"""
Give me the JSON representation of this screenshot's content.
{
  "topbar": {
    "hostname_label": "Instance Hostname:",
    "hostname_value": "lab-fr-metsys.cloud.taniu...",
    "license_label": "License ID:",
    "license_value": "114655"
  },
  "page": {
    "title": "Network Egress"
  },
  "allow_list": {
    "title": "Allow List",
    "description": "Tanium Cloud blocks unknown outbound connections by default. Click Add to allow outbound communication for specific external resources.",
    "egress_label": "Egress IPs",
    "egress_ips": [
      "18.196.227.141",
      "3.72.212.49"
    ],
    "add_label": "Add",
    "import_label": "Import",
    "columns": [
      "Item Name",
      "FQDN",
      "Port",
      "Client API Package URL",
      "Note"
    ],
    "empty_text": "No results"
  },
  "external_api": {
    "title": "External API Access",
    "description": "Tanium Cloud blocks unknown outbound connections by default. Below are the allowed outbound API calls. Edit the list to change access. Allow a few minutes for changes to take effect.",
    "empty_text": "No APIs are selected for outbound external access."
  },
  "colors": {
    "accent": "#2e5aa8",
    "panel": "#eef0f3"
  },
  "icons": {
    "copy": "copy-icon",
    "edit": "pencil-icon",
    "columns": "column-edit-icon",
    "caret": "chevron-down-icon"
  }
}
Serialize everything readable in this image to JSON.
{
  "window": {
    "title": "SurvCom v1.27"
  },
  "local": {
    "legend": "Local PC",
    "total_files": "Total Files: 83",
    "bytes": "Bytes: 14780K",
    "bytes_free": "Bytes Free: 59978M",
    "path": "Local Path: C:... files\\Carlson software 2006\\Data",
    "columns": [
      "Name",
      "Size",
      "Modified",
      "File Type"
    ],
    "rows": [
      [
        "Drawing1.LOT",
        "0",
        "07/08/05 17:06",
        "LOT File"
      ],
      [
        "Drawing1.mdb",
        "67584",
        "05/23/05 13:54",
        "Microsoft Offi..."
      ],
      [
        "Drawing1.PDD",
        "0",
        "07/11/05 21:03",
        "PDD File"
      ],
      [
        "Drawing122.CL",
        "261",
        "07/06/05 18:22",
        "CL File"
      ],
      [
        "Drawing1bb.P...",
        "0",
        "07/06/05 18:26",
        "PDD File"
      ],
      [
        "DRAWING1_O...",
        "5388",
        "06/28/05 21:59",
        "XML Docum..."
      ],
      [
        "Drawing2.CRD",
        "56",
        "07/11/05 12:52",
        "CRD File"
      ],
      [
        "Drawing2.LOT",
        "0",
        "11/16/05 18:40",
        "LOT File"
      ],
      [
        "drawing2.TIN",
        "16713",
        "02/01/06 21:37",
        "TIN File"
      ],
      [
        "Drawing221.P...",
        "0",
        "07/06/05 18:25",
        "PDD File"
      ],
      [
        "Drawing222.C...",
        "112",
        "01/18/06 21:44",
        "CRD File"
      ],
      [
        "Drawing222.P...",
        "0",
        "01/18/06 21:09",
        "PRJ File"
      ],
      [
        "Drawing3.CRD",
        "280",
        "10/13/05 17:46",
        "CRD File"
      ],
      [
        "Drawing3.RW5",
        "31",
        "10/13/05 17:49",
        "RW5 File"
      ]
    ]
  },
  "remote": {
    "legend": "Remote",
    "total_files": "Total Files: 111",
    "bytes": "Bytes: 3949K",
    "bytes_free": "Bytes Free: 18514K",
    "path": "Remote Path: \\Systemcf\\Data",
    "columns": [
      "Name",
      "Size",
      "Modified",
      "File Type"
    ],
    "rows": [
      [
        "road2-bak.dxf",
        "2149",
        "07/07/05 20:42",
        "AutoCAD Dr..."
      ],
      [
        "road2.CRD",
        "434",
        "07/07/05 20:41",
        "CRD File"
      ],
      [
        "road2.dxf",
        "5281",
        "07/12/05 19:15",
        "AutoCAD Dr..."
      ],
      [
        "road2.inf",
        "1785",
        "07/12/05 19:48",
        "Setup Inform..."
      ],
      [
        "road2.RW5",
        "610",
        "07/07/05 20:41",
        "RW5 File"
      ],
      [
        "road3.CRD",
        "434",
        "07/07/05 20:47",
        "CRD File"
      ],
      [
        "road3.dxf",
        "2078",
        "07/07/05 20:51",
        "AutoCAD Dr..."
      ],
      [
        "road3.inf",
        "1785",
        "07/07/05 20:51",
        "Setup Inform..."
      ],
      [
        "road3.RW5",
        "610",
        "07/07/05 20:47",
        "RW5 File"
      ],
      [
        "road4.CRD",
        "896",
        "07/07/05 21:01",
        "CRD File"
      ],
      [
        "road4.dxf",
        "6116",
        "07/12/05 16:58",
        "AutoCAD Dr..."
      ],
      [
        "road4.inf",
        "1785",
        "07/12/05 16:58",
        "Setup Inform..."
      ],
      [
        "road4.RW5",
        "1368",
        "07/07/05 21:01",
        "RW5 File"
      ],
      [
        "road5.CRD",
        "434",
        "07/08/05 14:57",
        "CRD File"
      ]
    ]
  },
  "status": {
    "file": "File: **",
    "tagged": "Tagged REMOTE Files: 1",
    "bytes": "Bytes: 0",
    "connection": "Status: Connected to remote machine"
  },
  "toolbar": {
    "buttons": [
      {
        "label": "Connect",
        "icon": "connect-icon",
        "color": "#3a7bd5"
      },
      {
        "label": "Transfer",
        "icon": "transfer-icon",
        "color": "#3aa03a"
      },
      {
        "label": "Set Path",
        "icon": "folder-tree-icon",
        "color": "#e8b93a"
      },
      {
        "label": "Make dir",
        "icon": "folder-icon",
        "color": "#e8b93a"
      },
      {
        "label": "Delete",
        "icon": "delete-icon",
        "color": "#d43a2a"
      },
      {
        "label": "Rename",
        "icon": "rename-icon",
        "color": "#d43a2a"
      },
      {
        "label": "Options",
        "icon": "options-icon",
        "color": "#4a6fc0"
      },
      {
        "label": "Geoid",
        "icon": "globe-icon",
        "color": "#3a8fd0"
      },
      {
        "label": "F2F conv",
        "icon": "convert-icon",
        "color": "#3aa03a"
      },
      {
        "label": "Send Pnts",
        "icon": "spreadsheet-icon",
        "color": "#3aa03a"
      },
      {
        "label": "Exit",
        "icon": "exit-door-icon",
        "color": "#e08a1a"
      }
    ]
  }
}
"""
**Instructions for the task:** Return all of the entries exactly as written.

**Problem solution:**
Give me the JSON representation of this screenshot's content.
{
  "topbar": {
    "hostname_label": "Instance Hostname:",
    "hostname_value": "lab-fr-metsys.cloud.taniu...",
    "license_label": "License ID:",
    "license_value": "114655"
  },
  "page": {
    "title": "Network Egress"
  },
  "allow_list": {
    "title": "Allow List",
    "description": "Tanium Cloud blocks unknown outbound connections by default. Click Add to allow outbound communication for specific external resources.",
    "egress_label": "Egress IPs",
    "egress_ips": [
      "18.196.227.141",
      "3.72.212.49"
    ],
    "add_label": "Add",
    "import_label": "Import",
    "columns": [
      "Item Name",
      "FQDN",
      "Port",
      "Client API Package URL",
      "Note"
    ],
    "empty_text": "No results"
  },
  "external_api": {
    "title": "External API Access",
    "description": "Tanium Cloud blocks unknown outbound connections by default. Below are the allowed outbound API calls. Edit the list to change access. Allow a few minutes for changes to take effect.",
    "empty_text": "No APIs are selected for outbound external access."
  },
  "colors": {
    "accent": "#2e5aa8",
    "panel": "#eef0f3"
  },
  "icons": {
    "copy": "copy-icon",
    "edit": "pencil-icon",
    "columns": "column-edit-icon",
    "caret": "chevron-down-icon"
  }
}
Serialize everything readable in this image to JSON.
{
  "window": {
    "title": "SurvCom v1.27"
  },
  "local": {
    "legend": "Local PC",
    "total_files": "Total Files: 83",
    "bytes": "Bytes: 14780K",
    "bytes_free": "Bytes Free: 59978M",
    "path": "Local Path: C:... files\\Carlson software 2006\\Data",
    "columns": [
      "Name",
      "Size",
      "Modified",
      "File Type"
    ],
    "rows": [
      [
        "Drawing1.LOT",
        "0",
        "07/08/05 17:06",
        "LOT File"
      ],
      [
        "Drawing1.mdb",
        "67584",
        "05/23/05 13:54",
        "Microsoft Offi..."
      ],
      [
        "Drawing1.PDD",
        "0",
        "07/11/05 21:03",
        "PDD File"
      ],
      [
        "Drawing122.CL",
        "261",
        "07/06/05 18:22",
        "CL File"
      ],
      [
        "Drawing1bb.P...",
        "0",
        "07/06/05 18:26",
        "PDD File"
      ],
      [
        "DRAWING1_O...",
        "5388",
        "06/28/05 21:59",
        "XML Docum..."
      ],
      [
        "Drawing2.CRD",
        "56",
        "07/11/05 12:52",
        "CRD File"
      ],
      [
        "Drawing2.LOT",
        "0",
        "11/16/05 18:40",
        "LOT File"
      ],
      [
        "drawing2.TIN",
        "16713",
        "02/01/06 21:37",
        "TIN File"
      ],
      [
        "Drawing221.P...",
        "0",
        "07/06/05 18:25",
        "PDD File"
      ],
      [
        "Drawing222.C...",
        "112",
        "01/18/06 21:44",
        "CRD File"
      ],
      [
        "Drawing222.P...",
        "0",
        "01/18/06 21:09",
        "PRJ File"
      ],
      [
        "Drawing3.CRD",
        "280",
        "10/13/05 17:46",
        "CRD File"
      ],
      [
        "Drawing3.RW5",
        "31",
        "10/13/05 17:49",
        "RW5 File"
      ]
    ]
  },
  "remote": {
    "legend": "Remote",
    "total_files": "Total Files: 111",
    "bytes": "Bytes: 3949K",
    "bytes_free": "Bytes Free: 18514K",
    "path": "Remote Path: \\Systemcf\\Data",
    "columns": [
      "Name",
      "Size",
      "Modified",
      "File Type"
    ],
    "rows": [
      [
        "road2-bak.dxf",
        "2149",
        "07/07/05 20:42",
        "AutoCAD Dr..."
      ],
      [
        "road2.CRD",
        "434",
        "07/07/05 20:41",
        "CRD File"
      ],
      [
        "road2.dxf",
        "5281",
        "07/12/05 19:15",
        "AutoCAD Dr..."
      ],
      [
        "road2.inf",
        "1785",
        "07/12/05 19:48",
        "Setup Inform..."
      ],
      [
        "road2.RW5",
        "610",
        "07/07/05 20:41",
        "RW5 File"
      ],
      [
        "road3.CRD",
        "434",
        "07/07/05 20:47",
        "CRD File"
      ],
      [
        "road3.dxf",
        "2078",
        "07/07/05 20:51",
        "AutoCAD Dr..."
      ],
      [
        "road3.inf",
        "1785",
        "07/07/05 20:51",
        "Setup Inform..."
      ],
      [
        "road3.RW5",
        "610",
        "07/07/05 20:47",
        "RW5 File"
      ],
      [
        "road4.CRD",
        "896",
        "07/07/05 21:01",
        "CRD File"
      ],
      [
        "road4.dxf",
        "6116",
        "07/12/05 16:58",
        "AutoCAD Dr..."
      ],
      [
        "road4.inf",
        "1785",
        "07/12/05 16:58",
        "Setup Inform..."
      ],
      [
        "road4.RW5",
        "1368",
        "07/07/05 21:01",
        "RW5 File"
      ],
      [
        "road5.CRD",
        "434",
        "07/08/05 14:57",
        "CRD File"
      ]
    ]
  },
  "status": {
    "file": "File: **",
    "tagged": "Tagged REMOTE Files: 1",
    "bytes": "Bytes: 0",
    "connection": "Status: Connected to remote machine"
  },
  "toolbar": {
    "buttons": [
      {
        "label": "Connect",
        "icon": "connect-icon",
        "color": "#3a7bd5"
      },
      {
        "label": "Transfer",
        "icon": "transfer-icon",
        "color": "#3aa03a"
      },
      {
        "label": "Set Path",
        "icon": "folder-tree-icon",
        "color": "#e8b93a"
      },
      {
        "label": "Make dir",
        "icon": "folder-icon",
        "color": "#e8b93a"
      },
      {
        "label": "Delete",
        "icon": "delete-icon",
        "color": "#d43a2a"
      },
      {
        "label": "Rename",
        "icon": "rename-icon",
        "color": "#d43a2a"
      },
      {
        "label": "Options",
        "icon": "options-icon",
        "color": "#4a6fc0"
      },
      {
        "label": "Geoid",
        "icon": "globe-icon",
        "color": "#3a8fd0"
      },
      {
        "label": "F2F conv",
        "icon": "convert-icon",
        "color": "#3aa03a"
      },
      {
        "label": "Send Pnts",
        "icon": "spreadsheet-icon",
        "color": "#3aa03a"
      },
      {
        "label": "Exit",
        "icon": "exit-door-icon",
        "color": "#e08a1a"
      }
    ]
  }
}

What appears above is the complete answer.